Stored data entries:
------------------------------------------------
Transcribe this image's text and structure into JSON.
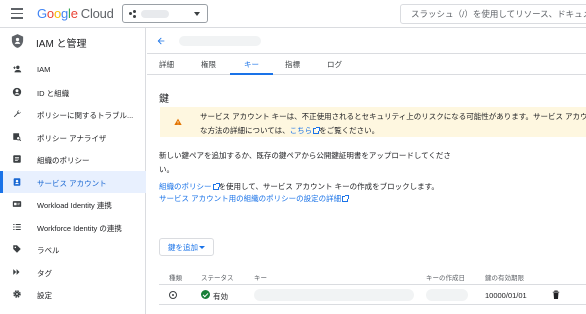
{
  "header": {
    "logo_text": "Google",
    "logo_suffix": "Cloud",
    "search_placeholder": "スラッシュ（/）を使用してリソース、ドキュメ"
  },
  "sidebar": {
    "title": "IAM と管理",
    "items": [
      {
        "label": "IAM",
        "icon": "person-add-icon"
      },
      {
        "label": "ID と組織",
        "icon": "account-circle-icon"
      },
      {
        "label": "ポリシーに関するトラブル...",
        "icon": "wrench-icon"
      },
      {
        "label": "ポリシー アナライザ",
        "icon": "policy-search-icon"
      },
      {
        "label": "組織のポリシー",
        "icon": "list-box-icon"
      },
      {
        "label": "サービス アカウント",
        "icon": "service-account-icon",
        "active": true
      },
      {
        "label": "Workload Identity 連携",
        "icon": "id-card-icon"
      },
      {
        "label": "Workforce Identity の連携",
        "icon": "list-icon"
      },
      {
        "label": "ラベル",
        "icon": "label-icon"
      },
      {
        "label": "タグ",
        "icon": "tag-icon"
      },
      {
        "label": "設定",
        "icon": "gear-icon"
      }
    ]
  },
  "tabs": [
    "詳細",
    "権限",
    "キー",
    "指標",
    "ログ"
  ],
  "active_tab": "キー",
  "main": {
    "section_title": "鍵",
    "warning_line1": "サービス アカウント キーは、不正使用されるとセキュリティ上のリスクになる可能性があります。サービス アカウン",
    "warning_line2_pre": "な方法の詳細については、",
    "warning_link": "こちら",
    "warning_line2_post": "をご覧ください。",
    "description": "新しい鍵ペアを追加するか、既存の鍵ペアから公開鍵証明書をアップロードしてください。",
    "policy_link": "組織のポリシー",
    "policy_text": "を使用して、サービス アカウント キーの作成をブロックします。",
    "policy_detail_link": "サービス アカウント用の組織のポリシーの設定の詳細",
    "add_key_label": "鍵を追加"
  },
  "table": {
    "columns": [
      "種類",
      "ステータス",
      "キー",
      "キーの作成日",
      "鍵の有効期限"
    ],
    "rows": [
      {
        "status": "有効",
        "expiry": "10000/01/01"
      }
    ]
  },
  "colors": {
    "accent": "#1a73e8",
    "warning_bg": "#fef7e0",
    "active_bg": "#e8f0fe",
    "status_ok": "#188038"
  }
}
------------------------------------------------
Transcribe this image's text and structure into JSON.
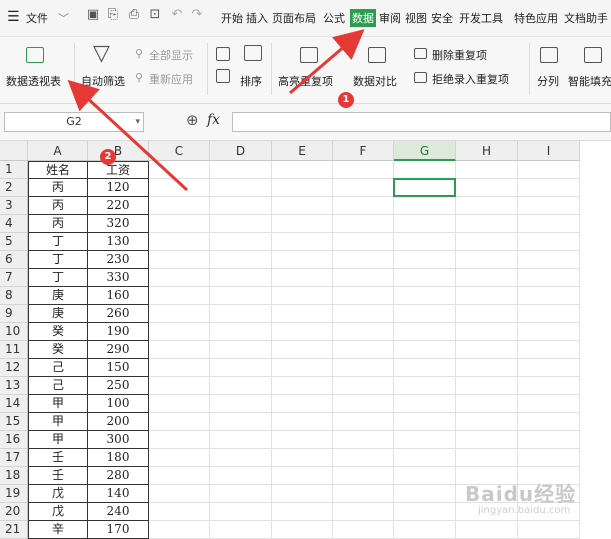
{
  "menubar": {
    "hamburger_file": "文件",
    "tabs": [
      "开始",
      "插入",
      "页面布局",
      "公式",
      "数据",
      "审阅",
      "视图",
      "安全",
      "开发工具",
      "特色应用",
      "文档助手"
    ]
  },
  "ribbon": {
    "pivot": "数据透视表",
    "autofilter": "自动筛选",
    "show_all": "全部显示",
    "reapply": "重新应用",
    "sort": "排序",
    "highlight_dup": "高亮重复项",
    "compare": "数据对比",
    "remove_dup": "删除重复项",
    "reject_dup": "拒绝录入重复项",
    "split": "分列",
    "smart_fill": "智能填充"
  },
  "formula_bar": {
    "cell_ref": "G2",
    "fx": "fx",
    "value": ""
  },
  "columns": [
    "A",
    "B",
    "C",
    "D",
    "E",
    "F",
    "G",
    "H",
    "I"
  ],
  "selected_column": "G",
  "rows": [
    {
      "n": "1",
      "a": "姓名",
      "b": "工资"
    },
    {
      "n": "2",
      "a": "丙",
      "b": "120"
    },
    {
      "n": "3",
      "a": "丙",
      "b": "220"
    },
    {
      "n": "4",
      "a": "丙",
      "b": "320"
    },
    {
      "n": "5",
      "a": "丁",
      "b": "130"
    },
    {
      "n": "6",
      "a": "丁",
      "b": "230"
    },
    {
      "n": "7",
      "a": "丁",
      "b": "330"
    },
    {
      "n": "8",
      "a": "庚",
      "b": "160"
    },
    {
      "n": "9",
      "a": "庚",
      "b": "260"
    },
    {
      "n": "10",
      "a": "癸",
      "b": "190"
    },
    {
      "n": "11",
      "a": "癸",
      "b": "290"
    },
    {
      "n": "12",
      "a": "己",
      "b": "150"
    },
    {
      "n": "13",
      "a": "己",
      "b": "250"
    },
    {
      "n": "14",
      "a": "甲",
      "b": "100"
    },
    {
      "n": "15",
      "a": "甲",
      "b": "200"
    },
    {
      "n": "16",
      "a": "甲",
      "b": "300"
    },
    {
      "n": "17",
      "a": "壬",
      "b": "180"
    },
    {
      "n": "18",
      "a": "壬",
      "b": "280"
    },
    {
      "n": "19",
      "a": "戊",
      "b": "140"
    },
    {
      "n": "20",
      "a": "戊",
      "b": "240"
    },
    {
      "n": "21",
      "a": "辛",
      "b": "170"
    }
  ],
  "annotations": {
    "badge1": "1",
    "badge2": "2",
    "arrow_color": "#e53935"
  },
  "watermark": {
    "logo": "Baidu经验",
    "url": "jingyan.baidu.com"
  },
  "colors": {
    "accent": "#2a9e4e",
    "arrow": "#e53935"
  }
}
------------------------------------------------
[WHAT YOU WILL DO]
Track down every line holding the string "サービス" and copy it.

[EXERCISE ANSWER]
        "label": "サービス アカウント",
    "warning_line1": "サービス アカウント キーは、不正使用されるとセキュリティ上のリスクになる可能性があります。サービス アカウン",
    "policy_text": "を使用して、サービス アカウント キーの作成をブロックします。",
    "policy_detail_link": "サービス アカウント用の組織のポリシーの設定の詳細",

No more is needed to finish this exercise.